RECORDS TO PROCESS:
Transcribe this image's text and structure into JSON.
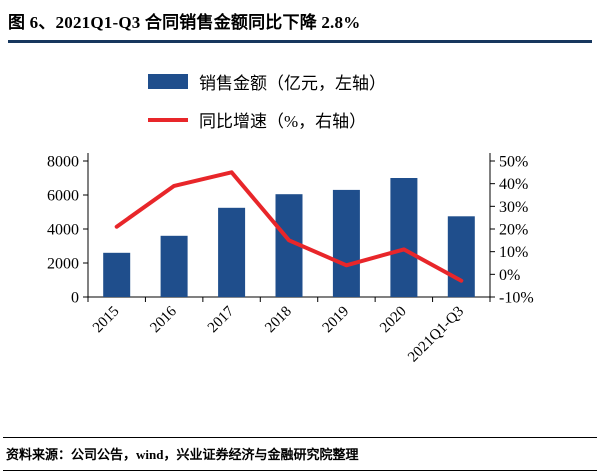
{
  "title": "图 6、2021Q1-Q3 合同销售金额同比下降 2.8%",
  "legend": {
    "bar_label": "销售金额（亿元，左轴）",
    "line_label": "同比增速（%，右轴）"
  },
  "footer": {
    "source_note": "资料来源：公司公告，wind，兴业证券经济与金融研究院整理"
  },
  "colors": {
    "bar": "#1F4E8C",
    "line": "#E8262A",
    "title_rule": "#17375E",
    "axis": "#000000"
  },
  "chart_data": {
    "type": "bar",
    "subtype": "bar+line combo with dual y-axes",
    "title": "2021Q1-Q3 合同销售金额同比下降 2.8%",
    "categories": [
      "2015",
      "2016",
      "2017",
      "2018",
      "2019",
      "2020",
      "2021Q1-Q3"
    ],
    "series": [
      {
        "name": "销售金额（亿元，左轴）",
        "type": "bar",
        "axis": "left",
        "values": [
          2600,
          3600,
          5250,
          6050,
          6300,
          7000,
          4750
        ]
      },
      {
        "name": "同比增速（%，右轴）",
        "type": "line",
        "axis": "right",
        "values": [
          21,
          39,
          45,
          15,
          4,
          11,
          -2.8
        ]
      }
    ],
    "left_axis": {
      "min": 0,
      "max": 8000,
      "ticks": [
        0,
        2000,
        4000,
        6000,
        8000
      ]
    },
    "right_axis": {
      "min": -10,
      "max": 50,
      "ticks": [
        -10,
        0,
        10,
        20,
        30,
        40,
        50
      ],
      "suffix": "%"
    },
    "grid": false,
    "legend_position": "top"
  }
}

THE REQUEST: Pull out every line above that holds the word "合同销售金额同比下降".

EXERCISE RESULT:
  "title": "图 6、2021Q1-Q3 合同销售金额同比下降 2.8%",
    "title": "2021Q1-Q3 合同销售金额同比下降 2.8%",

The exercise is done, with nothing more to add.